Written problem
Repeat every line of the listing below exactly, minus the pictures.

□ □ □

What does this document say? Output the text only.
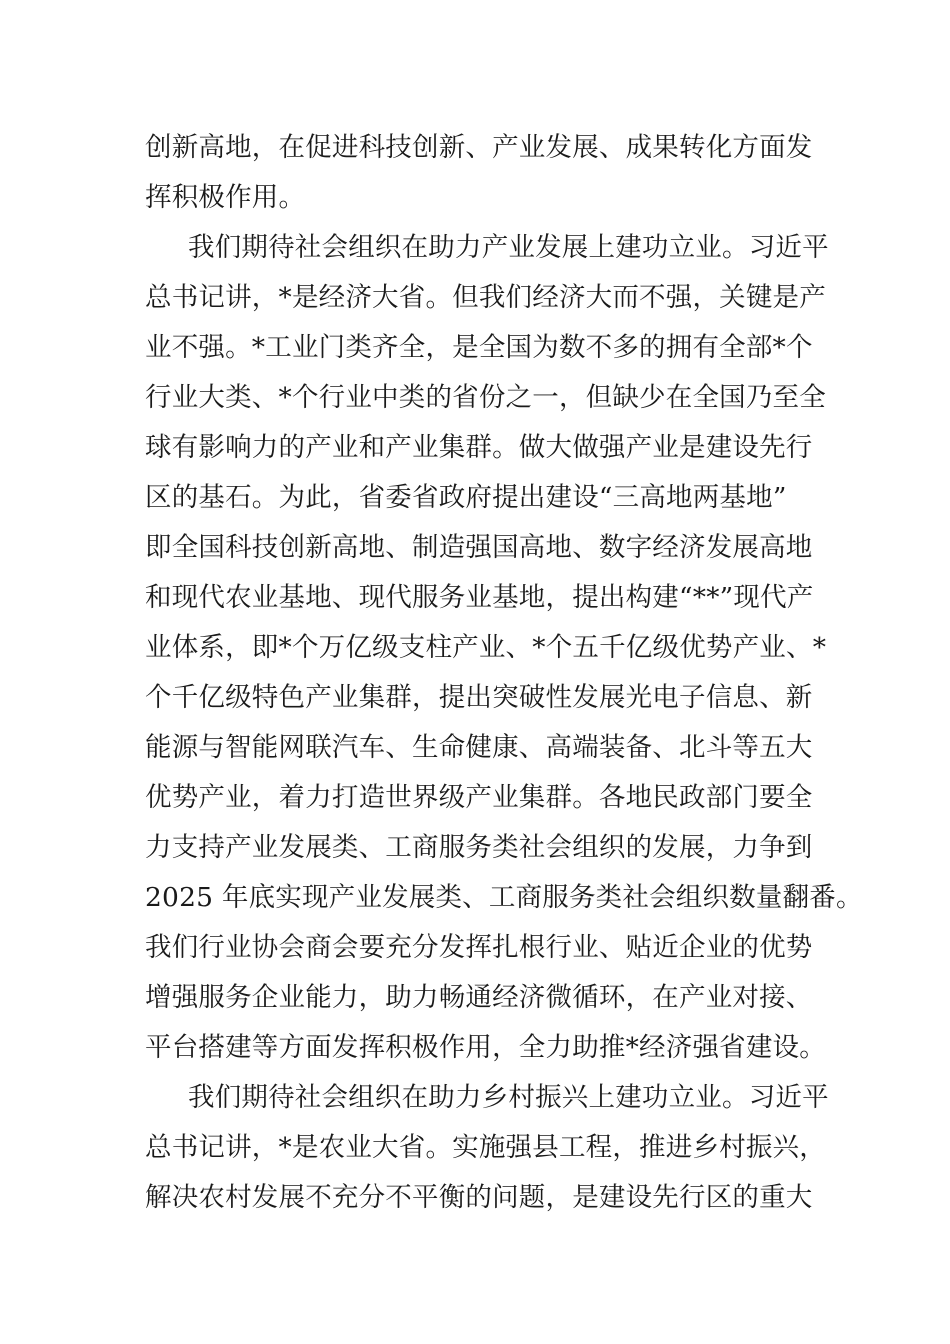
创新高地，在促进科技创新、产业发展、成果转化方面发
挥积极作用。
我们期待社会组织在助力产业发展上建功立业。习近平
总书记讲，*是经济大省。但我们经济大而不强，关键是产
业不强。*工业门类齐全，是全国为数不多的拥有全部*个
行业大类、*个行业中类的省份之一，但缺少在全国乃至全
球有影响力的产业和产业集群。做大做强产业是建设先行
区的基石。为此，省委省政府提出建设“三高地两基地”
即全国科技创新高地、制造强国高地、数字经济发展高地
和现代农业基地、现代服务业基地，提出构建“**”现代产
业体系，即*个万亿级支柱产业、*个五千亿级优势产业、*
个千亿级特色产业集群，提出突破性发展光电子信息、新
能源与智能网联汽车、生命健康、高端装备、北斗等五大
优势产业，着力打造世界级产业集群。各地民政部门要全
力支持产业发展类、工商服务类社会组织的发展，力争到
2025 年底实现产业发展类、工商服务类社会组织数量翻番。
我们行业协会商会要充分发挥扎根行业、贴近企业的优势
增强服务企业能力，助力畅通经济微循环，在产业对接、
平台搭建等方面发挥积极作用，全力助推*经济强省建设。
我们期待社会组织在助力乡村振兴上建功立业。习近平
总书记讲，*是农业大省。实施强县工程，推进乡村振兴，
解决农村发展不充分不平衡的问题，是建设先行区的重大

□ □ □

Written reply
What does this document say? Output the text only.
创新高地，在促进科技创新、产业发展、成果转化方面发
挥积极作用。
我们期待社会组织在助力产业发展上建功立业。习近平
总书记讲，*是经济大省。但我们经济大而不强，关键是产
业不强。*工业门类齐全，是全国为数不多的拥有全部*个
行业大类、*个行业中类的省份之一，但缺少在全国乃至全
球有影响力的产业和产业集群。做大做强产业是建设先行
区的基石。为此，省委省政府提出建设“三高地两基地”
即全国科技创新高地、制造强国高地、数字经济发展高地
和现代农业基地、现代服务业基地，提出构建“**”现代产
业体系，即*个万亿级支柱产业、*个五千亿级优势产业、*
个千亿级特色产业集群，提出突破性发展光电子信息、新
能源与智能网联汽车、生命健康、高端装备、北斗等五大
优势产业，着力打造世界级产业集群。各地民政部门要全
力支持产业发展类、工商服务类社会组织的发展，力争到
2025 年底实现产业发展类、工商服务类社会组织数量翻番。
我们行业协会商会要充分发挥扎根行业、贴近企业的优势
增强服务企业能力，助力畅通经济微循环，在产业对接、
平台搭建等方面发挥积极作用，全力助推*经济强省建设。
我们期待社会组织在助力乡村振兴上建功立业。习近平
总书记讲，*是农业大省。实施强县工程，推进乡村振兴，
解决农村发展不充分不平衡的问题，是建设先行区的重大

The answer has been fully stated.